* Task details *
Write out every line of the material exactly as it appears.

* Record excerpts *

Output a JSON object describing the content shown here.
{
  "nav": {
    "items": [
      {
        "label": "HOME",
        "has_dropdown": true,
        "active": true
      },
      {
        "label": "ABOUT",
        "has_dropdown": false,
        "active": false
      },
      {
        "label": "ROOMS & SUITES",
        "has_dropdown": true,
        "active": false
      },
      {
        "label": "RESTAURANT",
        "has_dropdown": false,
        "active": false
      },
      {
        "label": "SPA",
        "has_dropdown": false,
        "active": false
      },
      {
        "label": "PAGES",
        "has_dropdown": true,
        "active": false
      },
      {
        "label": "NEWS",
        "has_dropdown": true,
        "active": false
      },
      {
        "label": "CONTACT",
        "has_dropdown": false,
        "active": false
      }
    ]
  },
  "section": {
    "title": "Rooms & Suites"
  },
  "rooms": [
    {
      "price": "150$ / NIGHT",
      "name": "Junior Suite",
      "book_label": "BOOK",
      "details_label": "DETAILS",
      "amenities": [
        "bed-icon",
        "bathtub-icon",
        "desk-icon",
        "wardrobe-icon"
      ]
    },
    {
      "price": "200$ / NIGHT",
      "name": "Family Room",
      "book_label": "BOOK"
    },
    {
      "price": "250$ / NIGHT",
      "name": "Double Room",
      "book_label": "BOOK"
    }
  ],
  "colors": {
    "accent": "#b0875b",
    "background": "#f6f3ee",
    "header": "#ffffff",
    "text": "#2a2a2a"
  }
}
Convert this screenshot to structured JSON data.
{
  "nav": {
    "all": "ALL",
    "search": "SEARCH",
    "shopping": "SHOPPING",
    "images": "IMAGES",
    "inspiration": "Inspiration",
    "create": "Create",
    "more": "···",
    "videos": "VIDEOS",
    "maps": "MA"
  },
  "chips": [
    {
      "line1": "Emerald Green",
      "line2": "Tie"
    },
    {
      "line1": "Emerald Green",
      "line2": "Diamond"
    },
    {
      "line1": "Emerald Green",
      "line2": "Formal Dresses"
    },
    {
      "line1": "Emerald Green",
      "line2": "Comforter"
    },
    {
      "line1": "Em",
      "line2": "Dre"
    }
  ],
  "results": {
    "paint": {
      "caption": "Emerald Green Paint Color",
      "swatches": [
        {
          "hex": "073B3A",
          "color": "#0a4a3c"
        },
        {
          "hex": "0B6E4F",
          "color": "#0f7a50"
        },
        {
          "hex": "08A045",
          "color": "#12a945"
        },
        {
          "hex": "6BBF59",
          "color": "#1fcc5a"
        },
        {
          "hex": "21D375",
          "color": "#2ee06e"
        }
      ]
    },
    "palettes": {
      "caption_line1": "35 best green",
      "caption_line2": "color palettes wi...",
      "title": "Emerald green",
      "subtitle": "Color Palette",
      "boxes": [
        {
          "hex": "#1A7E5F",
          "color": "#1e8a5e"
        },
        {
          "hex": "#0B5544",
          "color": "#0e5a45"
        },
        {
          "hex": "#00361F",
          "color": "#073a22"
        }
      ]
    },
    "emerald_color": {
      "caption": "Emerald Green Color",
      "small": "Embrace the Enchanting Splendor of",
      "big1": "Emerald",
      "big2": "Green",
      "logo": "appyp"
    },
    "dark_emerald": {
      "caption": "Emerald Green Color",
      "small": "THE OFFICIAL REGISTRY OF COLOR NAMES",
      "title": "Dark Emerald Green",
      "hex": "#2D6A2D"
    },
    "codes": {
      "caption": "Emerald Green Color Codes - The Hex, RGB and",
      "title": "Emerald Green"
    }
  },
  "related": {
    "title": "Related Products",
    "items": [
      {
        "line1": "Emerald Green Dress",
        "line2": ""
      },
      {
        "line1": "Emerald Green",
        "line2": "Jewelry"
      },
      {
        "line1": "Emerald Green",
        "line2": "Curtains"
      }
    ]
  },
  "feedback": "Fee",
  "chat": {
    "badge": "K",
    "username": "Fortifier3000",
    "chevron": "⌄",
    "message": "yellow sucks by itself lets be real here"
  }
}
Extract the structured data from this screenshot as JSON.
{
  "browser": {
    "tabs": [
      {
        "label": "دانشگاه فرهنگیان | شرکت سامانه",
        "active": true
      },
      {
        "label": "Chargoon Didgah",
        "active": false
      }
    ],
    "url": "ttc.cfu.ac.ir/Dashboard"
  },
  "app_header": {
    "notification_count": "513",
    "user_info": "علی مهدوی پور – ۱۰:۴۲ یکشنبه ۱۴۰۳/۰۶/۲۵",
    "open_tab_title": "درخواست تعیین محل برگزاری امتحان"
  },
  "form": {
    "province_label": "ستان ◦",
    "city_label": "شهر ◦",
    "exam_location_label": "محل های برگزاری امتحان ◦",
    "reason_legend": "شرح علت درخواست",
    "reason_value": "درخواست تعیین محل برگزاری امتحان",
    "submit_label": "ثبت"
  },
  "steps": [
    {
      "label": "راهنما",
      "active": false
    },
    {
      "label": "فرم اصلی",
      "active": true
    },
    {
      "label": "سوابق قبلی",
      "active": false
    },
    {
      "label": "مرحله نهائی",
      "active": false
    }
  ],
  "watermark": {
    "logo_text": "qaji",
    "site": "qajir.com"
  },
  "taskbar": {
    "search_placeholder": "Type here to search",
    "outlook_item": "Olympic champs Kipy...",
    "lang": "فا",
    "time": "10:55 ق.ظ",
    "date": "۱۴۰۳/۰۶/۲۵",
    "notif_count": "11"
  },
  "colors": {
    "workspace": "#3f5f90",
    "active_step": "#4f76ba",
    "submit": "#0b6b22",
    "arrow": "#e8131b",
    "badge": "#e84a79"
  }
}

* Task output *
Output a JSON object describing the content shown here.
{
  "nav": {
    "items": [
      {
        "label": "HOME",
        "has_dropdown": true,
        "active": true
      },
      {
        "label": "ABOUT",
        "has_dropdown": false,
        "active": false
      },
      {
        "label": "ROOMS & SUITES",
        "has_dropdown": true,
        "active": false
      },
      {
        "label": "RESTAURANT",
        "has_dropdown": false,
        "active": false
      },
      {
        "label": "SPA",
        "has_dropdown": false,
        "active": false
      },
      {
        "label": "PAGES",
        "has_dropdown": true,
        "active": false
      },
      {
        "label": "NEWS",
        "has_dropdown": true,
        "active": false
      },
      {
        "label": "CONTACT",
        "has_dropdown": false,
        "active": false
      }
    ]
  },
  "section": {
    "title": "Rooms & Suites"
  },
  "rooms": [
    {
      "price": "150$ / NIGHT",
      "name": "Junior Suite",
      "book_label": "BOOK",
      "details_label": "DETAILS",
      "amenities": [
        "bed-icon",
        "bathtub-icon",
        "desk-icon",
        "wardrobe-icon"
      ]
    },
    {
      "price": "200$ / NIGHT",
      "name": "Family Room",
      "book_label": "BOOK"
    },
    {
      "price": "250$ / NIGHT",
      "name": "Double Room",
      "book_label": "BOOK"
    }
  ],
  "colors": {
    "accent": "#b0875b",
    "background": "#f6f3ee",
    "header": "#ffffff",
    "text": "#2a2a2a"
  }
}
Convert this screenshot to structured JSON data.
{
  "nav": {
    "all": "ALL",
    "search": "SEARCH",
    "shopping": "SHOPPING",
    "images": "IMAGES",
    "inspiration": "Inspiration",
    "create": "Create",
    "more": "···",
    "videos": "VIDEOS",
    "maps": "MA"
  },
  "chips": [
    {
      "line1": "Emerald Green",
      "line2": "Tie"
    },
    {
      "line1": "Emerald Green",
      "line2": "Diamond"
    },
    {
      "line1": "Emerald Green",
      "line2": "Formal Dresses"
    },
    {
      "line1": "Emerald Green",
      "line2": "Comforter"
    },
    {
      "line1": "Em",
      "line2": "Dre"
    }
  ],
  "results": {
    "paint": {
      "caption": "Emerald Green Paint Color",
      "swatches": [
        {
          "hex": "073B3A",
          "color": "#0a4a3c"
        },
        {
          "hex": "0B6E4F",
          "color": "#0f7a50"
        },
        {
          "hex": "08A045",
          "color": "#12a945"
        },
        {
          "hex": "6BBF59",
          "color": "#1fcc5a"
        },
        {
          "hex": "21D375",
          "color": "#2ee06e"
        }
      ]
    },
    "palettes": {
      "caption_line1": "35 best green",
      "caption_line2": "color palettes wi...",
      "title": "Emerald green",
      "subtitle": "Color Palette",
      "boxes": [
        {
          "hex": "#1A7E5F",
          "color": "#1e8a5e"
        },
        {
          "hex": "#0B5544",
          "color": "#0e5a45"
        },
        {
          "hex": "#00361F",
          "color": "#073a22"
        }
      ]
    },
    "emerald_color": {
      "caption": "Emerald Green Color",
      "small": "Embrace the Enchanting Splendor of",
      "big1": "Emerald",
      "big2": "Green",
      "logo": "appyp"
    },
    "dark_emerald": {
      "caption": "Emerald Green Color",
      "small": "THE OFFICIAL REGISTRY OF COLOR NAMES",
      "title": "Dark Emerald Green",
      "hex": "#2D6A2D"
    },
    "codes": {
      "caption": "Emerald Green Color Codes - The Hex, RGB and",
      "title": "Emerald Green"
    }
  },
  "related": {
    "title": "Related Products",
    "items": [
      {
        "line1": "Emerald Green Dress",
        "line2": ""
      },
      {
        "line1": "Emerald Green",
        "line2": "Jewelry"
      },
      {
        "line1": "Emerald Green",
        "line2": "Curtains"
      }
    ]
  },
  "feedback": "Fee",
  "chat": {
    "badge": "K",
    "username": "Fortifier3000",
    "chevron": "⌄",
    "message": "yellow sucks by itself lets be real here"
  }
}
Extract the structured data from this screenshot as JSON.
{
  "browser": {
    "tabs": [
      {
        "label": "دانشگاه فرهنگیان | شرکت سامانه",
        "active": true
      },
      {
        "label": "Chargoon Didgah",
        "active": false
      }
    ],
    "url": "ttc.cfu.ac.ir/Dashboard"
  },
  "app_header": {
    "notification_count": "513",
    "user_info": "علی مهدوی پور – ۱۰:۴۲ یکشنبه ۱۴۰۳/۰۶/۲۵",
    "open_tab_title": "درخواست تعیین محل برگزاری امتحان"
  },
  "form": {
    "province_label": "ستان ◦",
    "city_label": "شهر ◦",
    "exam_location_label": "محل های برگزاری امتحان ◦",
    "reason_legend": "شرح علت درخواست",
    "reason_value": "درخواست تعیین محل برگزاری امتحان",
    "submit_label": "ثبت"
  },
  "steps": [
    {
      "label": "راهنما",
      "active": false
    },
    {
      "label": "فرم اصلی",
      "active": true
    },
    {
      "label": "سوابق قبلی",
      "active": false
    },
    {
      "label": "مرحله نهائی",
      "active": false
    }
  ],
  "watermark": {
    "logo_text": "qaji",
    "site": "qajir.com"
  },
  "taskbar": {
    "search_placeholder": "Type here to search",
    "outlook_item": "Olympic champs Kipy...",
    "lang": "فا",
    "time": "10:55 ق.ظ",
    "date": "۱۴۰۳/۰۶/۲۵",
    "notif_count": "11"
  },
  "colors": {
    "workspace": "#3f5f90",
    "active_step": "#4f76ba",
    "submit": "#0b6b22",
    "arrow": "#e8131b",
    "badge": "#e84a79"
  }
}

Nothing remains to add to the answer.